EXTRACTED DATA:
——————————

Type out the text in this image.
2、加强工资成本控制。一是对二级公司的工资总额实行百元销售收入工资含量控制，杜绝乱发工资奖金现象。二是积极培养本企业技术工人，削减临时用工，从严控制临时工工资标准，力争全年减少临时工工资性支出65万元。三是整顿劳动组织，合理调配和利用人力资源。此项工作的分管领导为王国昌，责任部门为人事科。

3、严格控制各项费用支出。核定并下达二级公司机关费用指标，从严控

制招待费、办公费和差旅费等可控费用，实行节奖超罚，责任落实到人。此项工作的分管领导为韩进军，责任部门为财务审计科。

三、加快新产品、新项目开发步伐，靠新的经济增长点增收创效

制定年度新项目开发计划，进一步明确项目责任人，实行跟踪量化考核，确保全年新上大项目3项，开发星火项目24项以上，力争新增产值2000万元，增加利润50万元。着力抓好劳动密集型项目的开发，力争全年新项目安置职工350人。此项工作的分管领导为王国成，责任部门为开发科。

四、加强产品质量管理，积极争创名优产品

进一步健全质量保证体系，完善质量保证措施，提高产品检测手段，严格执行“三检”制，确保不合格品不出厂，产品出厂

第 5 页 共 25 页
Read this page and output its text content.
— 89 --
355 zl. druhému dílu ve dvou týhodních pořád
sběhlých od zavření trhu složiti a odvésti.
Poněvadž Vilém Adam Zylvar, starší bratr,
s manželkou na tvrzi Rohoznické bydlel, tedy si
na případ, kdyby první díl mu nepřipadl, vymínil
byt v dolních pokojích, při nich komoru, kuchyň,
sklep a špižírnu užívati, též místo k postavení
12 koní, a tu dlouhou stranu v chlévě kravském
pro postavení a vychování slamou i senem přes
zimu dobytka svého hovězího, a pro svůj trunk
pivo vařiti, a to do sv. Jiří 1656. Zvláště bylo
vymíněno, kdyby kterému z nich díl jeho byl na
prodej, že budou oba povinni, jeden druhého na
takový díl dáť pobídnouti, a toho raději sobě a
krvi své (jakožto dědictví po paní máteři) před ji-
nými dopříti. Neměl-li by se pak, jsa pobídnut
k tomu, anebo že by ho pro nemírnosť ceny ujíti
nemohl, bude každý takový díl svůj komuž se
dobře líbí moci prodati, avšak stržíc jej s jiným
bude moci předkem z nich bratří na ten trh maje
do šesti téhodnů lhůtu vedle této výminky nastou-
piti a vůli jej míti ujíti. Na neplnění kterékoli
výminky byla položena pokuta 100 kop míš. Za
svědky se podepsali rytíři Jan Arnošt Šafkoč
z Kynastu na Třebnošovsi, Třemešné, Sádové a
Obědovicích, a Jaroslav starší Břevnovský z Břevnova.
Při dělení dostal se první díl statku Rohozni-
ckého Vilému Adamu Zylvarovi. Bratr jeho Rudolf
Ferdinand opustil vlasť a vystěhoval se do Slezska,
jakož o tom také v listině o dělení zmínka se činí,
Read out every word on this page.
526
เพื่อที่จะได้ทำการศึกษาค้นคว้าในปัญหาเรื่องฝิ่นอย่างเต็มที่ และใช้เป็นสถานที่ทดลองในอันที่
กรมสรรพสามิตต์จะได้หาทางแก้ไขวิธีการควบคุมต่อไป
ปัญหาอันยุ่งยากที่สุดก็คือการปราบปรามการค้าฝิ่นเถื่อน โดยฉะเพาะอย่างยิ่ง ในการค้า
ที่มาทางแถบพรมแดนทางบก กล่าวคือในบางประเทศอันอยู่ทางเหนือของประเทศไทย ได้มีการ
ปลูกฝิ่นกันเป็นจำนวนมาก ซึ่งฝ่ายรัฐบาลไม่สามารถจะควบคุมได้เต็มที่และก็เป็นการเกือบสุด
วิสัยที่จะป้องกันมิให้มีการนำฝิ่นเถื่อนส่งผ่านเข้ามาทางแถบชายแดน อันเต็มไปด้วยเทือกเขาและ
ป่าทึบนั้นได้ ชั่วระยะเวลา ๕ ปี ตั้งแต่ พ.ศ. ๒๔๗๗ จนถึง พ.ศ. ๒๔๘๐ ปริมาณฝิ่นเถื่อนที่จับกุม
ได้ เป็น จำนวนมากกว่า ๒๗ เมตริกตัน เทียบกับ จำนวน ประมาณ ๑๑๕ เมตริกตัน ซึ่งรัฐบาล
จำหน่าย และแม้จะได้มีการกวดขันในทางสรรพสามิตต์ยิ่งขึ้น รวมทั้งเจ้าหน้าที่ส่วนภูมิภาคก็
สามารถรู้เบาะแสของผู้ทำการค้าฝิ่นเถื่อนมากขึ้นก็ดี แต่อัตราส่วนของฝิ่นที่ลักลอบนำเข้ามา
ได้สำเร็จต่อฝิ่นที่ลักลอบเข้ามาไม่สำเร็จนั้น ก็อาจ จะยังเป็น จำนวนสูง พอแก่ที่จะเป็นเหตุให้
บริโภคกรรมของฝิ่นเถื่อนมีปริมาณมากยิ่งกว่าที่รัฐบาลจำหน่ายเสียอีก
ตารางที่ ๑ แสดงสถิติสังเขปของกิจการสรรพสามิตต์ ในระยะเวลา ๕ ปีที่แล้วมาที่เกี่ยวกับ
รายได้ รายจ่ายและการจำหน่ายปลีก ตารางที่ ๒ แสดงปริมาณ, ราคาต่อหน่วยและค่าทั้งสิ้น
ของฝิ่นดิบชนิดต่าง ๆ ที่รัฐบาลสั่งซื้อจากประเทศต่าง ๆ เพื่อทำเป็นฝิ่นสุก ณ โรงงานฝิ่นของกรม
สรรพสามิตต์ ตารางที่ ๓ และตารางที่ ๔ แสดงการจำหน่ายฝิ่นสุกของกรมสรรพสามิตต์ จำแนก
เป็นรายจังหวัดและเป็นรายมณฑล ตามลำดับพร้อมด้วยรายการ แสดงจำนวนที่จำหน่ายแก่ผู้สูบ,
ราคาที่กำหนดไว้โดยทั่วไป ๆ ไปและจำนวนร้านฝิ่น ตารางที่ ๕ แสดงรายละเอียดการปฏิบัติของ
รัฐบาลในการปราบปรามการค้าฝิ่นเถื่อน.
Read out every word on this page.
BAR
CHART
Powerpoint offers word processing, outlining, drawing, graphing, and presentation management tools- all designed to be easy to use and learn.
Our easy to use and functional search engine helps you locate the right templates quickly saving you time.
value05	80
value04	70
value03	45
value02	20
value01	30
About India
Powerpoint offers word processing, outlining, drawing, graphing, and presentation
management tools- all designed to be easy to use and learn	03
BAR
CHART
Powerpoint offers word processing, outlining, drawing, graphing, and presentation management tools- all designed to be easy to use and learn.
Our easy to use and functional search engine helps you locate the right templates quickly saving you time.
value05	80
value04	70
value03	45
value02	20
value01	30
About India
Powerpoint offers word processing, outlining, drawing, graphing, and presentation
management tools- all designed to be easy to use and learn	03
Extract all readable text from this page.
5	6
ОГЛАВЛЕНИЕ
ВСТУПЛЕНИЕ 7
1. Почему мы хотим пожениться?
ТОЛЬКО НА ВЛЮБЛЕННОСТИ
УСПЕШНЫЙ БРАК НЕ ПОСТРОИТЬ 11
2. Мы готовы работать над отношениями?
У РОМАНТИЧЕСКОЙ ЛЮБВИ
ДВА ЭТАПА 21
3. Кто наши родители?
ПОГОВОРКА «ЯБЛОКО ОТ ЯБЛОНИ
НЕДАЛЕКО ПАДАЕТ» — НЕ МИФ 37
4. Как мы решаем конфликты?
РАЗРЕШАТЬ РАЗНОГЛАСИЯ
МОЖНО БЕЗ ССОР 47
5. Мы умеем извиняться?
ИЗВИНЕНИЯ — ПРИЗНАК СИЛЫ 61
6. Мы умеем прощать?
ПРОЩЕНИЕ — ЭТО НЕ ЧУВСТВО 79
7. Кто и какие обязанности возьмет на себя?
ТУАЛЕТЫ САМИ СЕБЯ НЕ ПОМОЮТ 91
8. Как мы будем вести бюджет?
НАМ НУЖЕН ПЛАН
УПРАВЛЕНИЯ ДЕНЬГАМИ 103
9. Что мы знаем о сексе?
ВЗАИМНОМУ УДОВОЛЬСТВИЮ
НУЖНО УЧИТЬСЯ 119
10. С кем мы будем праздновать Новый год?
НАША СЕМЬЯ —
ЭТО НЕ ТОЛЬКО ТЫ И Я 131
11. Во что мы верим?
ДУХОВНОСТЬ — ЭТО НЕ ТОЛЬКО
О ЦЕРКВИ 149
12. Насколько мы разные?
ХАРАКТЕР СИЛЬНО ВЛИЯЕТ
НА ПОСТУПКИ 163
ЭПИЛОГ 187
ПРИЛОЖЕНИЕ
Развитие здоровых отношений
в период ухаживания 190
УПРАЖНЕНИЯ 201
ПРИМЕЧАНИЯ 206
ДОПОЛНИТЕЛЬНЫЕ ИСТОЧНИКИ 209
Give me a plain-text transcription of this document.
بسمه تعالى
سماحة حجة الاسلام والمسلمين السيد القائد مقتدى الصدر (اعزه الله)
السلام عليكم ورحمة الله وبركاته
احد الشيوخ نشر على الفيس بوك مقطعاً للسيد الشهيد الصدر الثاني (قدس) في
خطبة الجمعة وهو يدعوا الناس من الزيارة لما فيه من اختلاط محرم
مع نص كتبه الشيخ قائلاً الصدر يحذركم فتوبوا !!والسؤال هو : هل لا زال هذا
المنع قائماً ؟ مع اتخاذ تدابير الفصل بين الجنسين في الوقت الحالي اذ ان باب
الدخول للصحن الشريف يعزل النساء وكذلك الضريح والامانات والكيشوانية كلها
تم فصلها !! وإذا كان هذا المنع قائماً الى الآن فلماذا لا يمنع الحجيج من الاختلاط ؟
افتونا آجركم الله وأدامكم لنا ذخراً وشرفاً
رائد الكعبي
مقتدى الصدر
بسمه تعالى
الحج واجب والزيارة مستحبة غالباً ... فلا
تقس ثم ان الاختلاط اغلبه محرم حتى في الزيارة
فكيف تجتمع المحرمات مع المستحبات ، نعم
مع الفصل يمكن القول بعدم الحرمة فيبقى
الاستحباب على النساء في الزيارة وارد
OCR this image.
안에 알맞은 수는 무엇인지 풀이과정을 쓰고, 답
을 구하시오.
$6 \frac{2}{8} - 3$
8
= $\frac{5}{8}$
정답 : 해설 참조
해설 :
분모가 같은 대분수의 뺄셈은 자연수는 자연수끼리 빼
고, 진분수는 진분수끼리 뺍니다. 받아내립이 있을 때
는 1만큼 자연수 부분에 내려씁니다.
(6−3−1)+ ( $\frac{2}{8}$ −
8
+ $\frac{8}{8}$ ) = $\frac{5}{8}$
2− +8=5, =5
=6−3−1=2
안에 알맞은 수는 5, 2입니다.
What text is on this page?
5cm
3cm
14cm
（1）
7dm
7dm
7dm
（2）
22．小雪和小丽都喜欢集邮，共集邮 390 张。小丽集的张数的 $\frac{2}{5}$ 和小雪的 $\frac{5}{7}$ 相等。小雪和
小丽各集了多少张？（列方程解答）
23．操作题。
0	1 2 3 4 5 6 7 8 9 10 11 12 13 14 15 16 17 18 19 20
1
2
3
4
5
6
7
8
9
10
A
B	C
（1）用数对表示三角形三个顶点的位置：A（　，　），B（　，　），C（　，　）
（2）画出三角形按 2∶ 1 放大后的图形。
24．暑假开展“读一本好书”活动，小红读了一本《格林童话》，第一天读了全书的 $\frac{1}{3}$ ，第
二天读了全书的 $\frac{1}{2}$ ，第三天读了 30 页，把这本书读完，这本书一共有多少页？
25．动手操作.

——————————

PROBLEM STATEMENT: Count how many lines contain "المنع" and give only that count.

EXERCISE SOLUTION: 2